(GIVEN TASK)
Locate each line below that includes "screenshot" and reproduce it.

(GIVEN DATA)

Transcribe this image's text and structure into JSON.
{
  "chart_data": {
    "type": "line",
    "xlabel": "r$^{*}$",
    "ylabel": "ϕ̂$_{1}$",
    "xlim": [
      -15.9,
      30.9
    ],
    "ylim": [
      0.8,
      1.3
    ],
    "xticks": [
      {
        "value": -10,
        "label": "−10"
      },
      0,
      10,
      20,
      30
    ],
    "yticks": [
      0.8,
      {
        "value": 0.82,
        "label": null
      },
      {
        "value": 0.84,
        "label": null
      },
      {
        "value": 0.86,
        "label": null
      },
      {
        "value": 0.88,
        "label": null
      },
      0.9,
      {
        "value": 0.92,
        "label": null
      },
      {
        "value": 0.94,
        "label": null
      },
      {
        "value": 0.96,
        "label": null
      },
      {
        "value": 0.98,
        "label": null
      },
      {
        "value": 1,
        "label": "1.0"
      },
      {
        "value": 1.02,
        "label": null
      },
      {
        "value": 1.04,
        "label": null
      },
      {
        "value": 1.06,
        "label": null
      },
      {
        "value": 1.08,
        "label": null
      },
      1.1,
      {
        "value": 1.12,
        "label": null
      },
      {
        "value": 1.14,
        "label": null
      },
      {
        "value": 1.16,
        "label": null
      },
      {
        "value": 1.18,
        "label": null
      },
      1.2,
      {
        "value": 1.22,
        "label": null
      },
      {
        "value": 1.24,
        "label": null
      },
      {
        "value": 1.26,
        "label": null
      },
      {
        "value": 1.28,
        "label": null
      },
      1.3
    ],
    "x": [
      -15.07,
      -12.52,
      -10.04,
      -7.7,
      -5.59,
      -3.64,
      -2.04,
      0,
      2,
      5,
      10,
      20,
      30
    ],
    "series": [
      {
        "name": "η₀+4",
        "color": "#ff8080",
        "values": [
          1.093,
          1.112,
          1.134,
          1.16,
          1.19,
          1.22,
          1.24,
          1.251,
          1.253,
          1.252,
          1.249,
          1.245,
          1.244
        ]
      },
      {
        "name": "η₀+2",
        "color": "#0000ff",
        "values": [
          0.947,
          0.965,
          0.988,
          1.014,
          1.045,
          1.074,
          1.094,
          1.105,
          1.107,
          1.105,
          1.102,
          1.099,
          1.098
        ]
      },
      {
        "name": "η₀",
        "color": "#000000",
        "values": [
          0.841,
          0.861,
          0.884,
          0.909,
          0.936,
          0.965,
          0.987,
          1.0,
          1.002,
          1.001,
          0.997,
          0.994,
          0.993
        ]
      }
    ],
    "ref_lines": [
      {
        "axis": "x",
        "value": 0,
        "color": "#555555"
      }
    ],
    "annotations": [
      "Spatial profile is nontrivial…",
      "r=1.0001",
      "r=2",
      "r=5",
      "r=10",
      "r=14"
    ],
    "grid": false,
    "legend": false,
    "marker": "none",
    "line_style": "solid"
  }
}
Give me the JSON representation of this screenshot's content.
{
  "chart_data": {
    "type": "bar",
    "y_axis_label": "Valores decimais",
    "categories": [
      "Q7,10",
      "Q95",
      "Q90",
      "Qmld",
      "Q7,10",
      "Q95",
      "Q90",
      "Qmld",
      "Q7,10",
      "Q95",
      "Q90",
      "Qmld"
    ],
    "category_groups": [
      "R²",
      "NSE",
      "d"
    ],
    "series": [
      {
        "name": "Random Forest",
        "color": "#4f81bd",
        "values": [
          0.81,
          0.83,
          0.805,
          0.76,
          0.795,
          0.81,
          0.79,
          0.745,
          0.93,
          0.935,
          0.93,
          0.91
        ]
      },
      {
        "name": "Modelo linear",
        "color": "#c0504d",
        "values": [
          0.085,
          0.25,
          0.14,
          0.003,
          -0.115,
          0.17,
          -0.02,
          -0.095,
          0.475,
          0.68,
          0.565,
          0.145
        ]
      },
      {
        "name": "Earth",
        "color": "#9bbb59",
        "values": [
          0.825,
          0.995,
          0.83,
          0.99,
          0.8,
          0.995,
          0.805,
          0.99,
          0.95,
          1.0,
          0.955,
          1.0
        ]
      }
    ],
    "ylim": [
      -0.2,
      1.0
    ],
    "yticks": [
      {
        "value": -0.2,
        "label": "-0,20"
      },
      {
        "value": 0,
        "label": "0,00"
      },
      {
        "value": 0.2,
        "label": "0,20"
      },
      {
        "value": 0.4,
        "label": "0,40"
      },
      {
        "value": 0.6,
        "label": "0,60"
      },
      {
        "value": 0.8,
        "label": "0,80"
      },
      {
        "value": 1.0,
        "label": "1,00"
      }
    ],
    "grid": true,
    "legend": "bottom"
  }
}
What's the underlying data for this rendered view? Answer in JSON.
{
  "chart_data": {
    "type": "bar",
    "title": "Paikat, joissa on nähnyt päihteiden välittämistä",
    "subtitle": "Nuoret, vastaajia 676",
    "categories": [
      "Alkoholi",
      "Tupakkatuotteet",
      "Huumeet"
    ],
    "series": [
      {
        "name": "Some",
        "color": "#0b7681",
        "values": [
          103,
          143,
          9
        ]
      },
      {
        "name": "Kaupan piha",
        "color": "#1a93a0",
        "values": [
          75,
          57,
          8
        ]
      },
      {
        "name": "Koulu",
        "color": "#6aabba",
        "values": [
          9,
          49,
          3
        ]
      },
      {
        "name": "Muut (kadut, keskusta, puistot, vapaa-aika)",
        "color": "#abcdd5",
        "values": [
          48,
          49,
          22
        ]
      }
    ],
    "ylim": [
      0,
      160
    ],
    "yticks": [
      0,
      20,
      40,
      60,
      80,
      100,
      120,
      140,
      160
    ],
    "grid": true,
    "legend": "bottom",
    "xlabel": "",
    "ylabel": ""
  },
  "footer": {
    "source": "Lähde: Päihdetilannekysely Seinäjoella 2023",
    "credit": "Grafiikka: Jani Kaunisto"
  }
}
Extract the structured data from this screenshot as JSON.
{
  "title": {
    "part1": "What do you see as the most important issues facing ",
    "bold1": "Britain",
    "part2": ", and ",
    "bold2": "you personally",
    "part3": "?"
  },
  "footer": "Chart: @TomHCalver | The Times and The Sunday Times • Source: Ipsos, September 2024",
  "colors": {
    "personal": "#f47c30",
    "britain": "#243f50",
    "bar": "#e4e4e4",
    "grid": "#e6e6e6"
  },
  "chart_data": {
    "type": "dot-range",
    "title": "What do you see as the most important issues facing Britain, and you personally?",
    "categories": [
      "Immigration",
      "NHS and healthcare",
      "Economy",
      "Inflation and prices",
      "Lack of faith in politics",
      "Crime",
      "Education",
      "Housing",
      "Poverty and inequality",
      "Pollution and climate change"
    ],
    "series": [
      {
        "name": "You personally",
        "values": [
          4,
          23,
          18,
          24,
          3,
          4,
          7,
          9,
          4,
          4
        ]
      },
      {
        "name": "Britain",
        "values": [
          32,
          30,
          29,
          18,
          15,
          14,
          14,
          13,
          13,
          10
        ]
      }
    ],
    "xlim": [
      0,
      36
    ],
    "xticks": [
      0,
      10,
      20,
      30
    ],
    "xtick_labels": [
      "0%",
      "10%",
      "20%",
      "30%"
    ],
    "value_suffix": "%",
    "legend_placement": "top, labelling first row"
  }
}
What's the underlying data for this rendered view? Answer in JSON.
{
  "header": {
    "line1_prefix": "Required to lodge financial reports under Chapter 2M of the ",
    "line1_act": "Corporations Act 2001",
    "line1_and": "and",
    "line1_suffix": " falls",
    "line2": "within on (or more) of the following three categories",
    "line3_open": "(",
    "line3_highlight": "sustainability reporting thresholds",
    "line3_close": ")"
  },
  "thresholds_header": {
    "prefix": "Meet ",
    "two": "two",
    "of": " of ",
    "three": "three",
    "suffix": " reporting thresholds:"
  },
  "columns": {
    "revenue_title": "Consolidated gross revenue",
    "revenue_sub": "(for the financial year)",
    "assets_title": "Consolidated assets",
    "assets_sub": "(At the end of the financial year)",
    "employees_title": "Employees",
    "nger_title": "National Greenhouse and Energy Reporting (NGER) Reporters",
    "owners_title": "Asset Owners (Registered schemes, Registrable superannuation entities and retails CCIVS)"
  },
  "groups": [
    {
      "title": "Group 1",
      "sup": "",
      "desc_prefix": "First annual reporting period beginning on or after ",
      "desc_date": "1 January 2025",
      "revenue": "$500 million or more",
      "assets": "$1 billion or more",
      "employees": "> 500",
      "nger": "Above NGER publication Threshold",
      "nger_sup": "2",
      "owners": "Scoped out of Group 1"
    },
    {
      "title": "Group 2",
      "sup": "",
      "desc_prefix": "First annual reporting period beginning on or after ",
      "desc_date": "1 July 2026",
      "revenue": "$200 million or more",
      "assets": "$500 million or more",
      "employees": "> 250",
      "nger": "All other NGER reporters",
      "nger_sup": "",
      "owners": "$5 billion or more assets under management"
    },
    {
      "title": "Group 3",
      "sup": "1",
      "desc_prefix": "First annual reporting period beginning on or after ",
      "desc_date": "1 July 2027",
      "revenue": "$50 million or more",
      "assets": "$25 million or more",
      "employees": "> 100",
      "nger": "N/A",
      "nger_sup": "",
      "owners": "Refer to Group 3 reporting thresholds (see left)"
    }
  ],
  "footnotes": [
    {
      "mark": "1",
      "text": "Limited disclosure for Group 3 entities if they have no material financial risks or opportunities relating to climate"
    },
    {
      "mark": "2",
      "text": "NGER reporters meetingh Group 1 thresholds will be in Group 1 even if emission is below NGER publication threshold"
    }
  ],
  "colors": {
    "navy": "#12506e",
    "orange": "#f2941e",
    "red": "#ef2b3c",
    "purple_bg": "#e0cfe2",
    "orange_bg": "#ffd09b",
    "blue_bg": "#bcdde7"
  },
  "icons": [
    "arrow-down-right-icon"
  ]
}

(THE RESULT)
Give me the JSON representation of this screenshot's content.
Extract the structured data from this screenshot as JSON.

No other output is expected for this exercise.